Every record below is to be retyped exactly.
--- Start ---
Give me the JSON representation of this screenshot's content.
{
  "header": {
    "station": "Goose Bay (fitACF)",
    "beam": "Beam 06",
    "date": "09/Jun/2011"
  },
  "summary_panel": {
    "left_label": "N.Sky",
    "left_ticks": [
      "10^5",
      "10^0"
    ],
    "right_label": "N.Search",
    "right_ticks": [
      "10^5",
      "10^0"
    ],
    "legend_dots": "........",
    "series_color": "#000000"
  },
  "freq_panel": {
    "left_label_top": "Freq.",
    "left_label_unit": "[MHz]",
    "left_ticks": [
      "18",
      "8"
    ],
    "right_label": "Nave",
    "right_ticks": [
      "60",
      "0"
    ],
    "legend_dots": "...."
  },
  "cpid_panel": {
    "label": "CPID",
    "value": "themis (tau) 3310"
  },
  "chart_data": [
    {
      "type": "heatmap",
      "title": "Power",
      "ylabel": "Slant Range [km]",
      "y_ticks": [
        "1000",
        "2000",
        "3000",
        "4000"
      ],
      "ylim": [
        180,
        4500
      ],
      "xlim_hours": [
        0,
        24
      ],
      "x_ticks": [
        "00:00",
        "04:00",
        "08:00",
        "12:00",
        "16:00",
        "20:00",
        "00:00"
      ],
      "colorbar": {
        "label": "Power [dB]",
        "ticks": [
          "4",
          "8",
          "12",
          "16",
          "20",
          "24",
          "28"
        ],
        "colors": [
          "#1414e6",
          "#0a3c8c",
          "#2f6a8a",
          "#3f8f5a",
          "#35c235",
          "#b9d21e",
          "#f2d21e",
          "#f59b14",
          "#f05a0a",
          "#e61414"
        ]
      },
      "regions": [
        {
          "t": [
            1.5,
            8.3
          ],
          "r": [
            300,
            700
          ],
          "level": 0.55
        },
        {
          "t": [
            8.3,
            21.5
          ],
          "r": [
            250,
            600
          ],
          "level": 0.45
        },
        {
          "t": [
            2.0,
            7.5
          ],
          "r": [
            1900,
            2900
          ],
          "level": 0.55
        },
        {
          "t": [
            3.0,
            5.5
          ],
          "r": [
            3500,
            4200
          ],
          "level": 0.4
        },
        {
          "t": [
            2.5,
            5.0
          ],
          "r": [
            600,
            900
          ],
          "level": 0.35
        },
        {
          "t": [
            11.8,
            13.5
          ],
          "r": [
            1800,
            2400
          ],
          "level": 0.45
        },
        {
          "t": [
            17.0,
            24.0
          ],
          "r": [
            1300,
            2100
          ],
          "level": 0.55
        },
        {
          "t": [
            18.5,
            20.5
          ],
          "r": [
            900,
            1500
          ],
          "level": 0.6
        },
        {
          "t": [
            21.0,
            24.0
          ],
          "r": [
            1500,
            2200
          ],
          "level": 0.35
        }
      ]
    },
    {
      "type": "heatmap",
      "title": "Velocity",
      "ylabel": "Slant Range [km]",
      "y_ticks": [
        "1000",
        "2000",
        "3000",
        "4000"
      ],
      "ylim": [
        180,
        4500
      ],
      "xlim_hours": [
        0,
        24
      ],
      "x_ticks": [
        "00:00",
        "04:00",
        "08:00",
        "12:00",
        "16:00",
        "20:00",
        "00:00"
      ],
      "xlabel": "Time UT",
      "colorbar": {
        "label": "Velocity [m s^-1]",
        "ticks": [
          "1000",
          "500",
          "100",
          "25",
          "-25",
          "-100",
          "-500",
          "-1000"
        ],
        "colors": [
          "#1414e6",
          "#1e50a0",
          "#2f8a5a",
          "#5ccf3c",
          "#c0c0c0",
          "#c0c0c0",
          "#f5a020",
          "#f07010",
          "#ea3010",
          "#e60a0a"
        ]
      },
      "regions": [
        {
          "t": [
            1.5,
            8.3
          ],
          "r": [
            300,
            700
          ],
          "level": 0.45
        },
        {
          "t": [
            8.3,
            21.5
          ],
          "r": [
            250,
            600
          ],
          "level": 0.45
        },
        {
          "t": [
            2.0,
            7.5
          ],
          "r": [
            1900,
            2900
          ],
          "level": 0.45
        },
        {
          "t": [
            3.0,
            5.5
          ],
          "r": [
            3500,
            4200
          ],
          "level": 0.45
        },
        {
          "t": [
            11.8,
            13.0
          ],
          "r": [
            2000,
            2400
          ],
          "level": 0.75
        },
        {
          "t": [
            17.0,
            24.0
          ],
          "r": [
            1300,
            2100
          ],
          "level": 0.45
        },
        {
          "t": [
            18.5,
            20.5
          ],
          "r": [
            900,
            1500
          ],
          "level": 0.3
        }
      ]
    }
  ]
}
--- End ---
### Complete response
Give me the JSON representation of this screenshot's content.
{
  "header": {
    "station": "Goose Bay (fitACF)",
    "beam": "Beam 06",
    "date": "09/Jun/2011"
  },
  "summary_panel": {
    "left_label": "N.Sky",
    "left_ticks": [
      "10^5",
      "10^0"
    ],
    "right_label": "N.Search",
    "right_ticks": [
      "10^5",
      "10^0"
    ],
    "legend_dots": "........",
    "series_color": "#000000"
  },
  "freq_panel": {
    "left_label_top": "Freq.",
    "left_label_unit": "[MHz]",
    "left_ticks": [
      "18",
      "8"
    ],
    "right_label": "Nave",
    "right_ticks": [
      "60",
      "0"
    ],
    "legend_dots": "...."
  },
  "cpid_panel": {
    "label": "CPID",
    "value": "themis (tau) 3310"
  },
  "chart_data": [
    {
      "type": "heatmap",
      "title": "Power",
      "ylabel": "Slant Range [km]",
      "y_ticks": [
        "1000",
        "2000",
        "3000",
        "4000"
      ],
      "ylim": [
        180,
        4500
      ],
      "xlim_hours": [
        0,
        24
      ],
      "x_ticks": [
        "00:00",
        "04:00",
        "08:00",
        "12:00",
        "16:00",
        "20:00",
        "00:00"
      ],
      "colorbar": {
        "label": "Power [dB]",
        "ticks": [
          "4",
          "8",
          "12",
          "16",
          "20",
          "24",
          "28"
        ],
        "colors": [
          "#1414e6",
          "#0a3c8c",
          "#2f6a8a",
          "#3f8f5a",
          "#35c235",
          "#b9d21e",
          "#f2d21e",
          "#f59b14",
          "#f05a0a",
          "#e61414"
        ]
      },
      "regions": [
        {
          "t": [
            1.5,
            8.3
          ],
          "r": [
            300,
            700
          ],
          "level": 0.55
        },
        {
          "t": [
            8.3,
            21.5
          ],
          "r": [
            250,
            600
          ],
          "level": 0.45
        },
        {
          "t": [
            2.0,
            7.5
          ],
          "r": [
            1900,
            2900
          ],
          "level": 0.55
        },
        {
          "t": [
            3.0,
            5.5
          ],
          "r": [
            3500,
            4200
          ],
          "level": 0.4
        },
        {
          "t": [
            2.5,
            5.0
          ],
          "r": [
            600,
            900
          ],
          "level": 0.35
        },
        {
          "t": [
            11.8,
            13.5
          ],
          "r": [
            1800,
            2400
          ],
          "level": 0.45
        },
        {
          "t": [
            17.0,
            24.0
          ],
          "r": [
            1300,
            2100
          ],
          "level": 0.55
        },
        {
          "t": [
            18.5,
            20.5
          ],
          "r": [
            900,
            1500
          ],
          "level": 0.6
        },
        {
          "t": [
            21.0,
            24.0
          ],
          "r": [
            1500,
            2200
          ],
          "level": 0.35
        }
      ]
    },
    {
      "type": "heatmap",
      "title": "Velocity",
      "ylabel": "Slant Range [km]",
      "y_ticks": [
        "1000",
        "2000",
        "3000",
        "4000"
      ],
      "ylim": [
        180,
        4500
      ],
      "xlim_hours": [
        0,
        24
      ],
      "x_ticks": [
        "00:00",
        "04:00",
        "08:00",
        "12:00",
        "16:00",
        "20:00",
        "00:00"
      ],
      "xlabel": "Time UT",
      "colorbar": {
        "label": "Velocity [m s^-1]",
        "ticks": [
          "1000",
          "500",
          "100",
          "25",
          "-25",
          "-100",
          "-500",
          "-1000"
        ],
        "colors": [
          "#1414e6",
          "#1e50a0",
          "#2f8a5a",
          "#5ccf3c",
          "#c0c0c0",
          "#c0c0c0",
          "#f5a020",
          "#f07010",
          "#ea3010",
          "#e60a0a"
        ]
      },
      "regions": [
        {
          "t": [
            1.5,
            8.3
          ],
          "r": [
            300,
            700
          ],
          "level": 0.45
        },
        {
          "t": [
            8.3,
            21.5
          ],
          "r": [
            250,
            600
          ],
          "level": 0.45
        },
        {
          "t": [
            2.0,
            7.5
          ],
          "r": [
            1900,
            2900
          ],
          "level": 0.45
        },
        {
          "t": [
            3.0,
            5.5
          ],
          "r": [
            3500,
            4200
          ],
          "level": 0.45
        },
        {
          "t": [
            11.8,
            13.0
          ],
          "r": [
            2000,
            2400
          ],
          "level": 0.75
        },
        {
          "t": [
            17.0,
            24.0
          ],
          "r": [
            1300,
            2100
          ],
          "level": 0.45
        },
        {
          "t": [
            18.5,
            20.5
          ],
          "r": [
            900,
            1500
          ],
          "level": 0.3
        }
      ]
    }
  ]
}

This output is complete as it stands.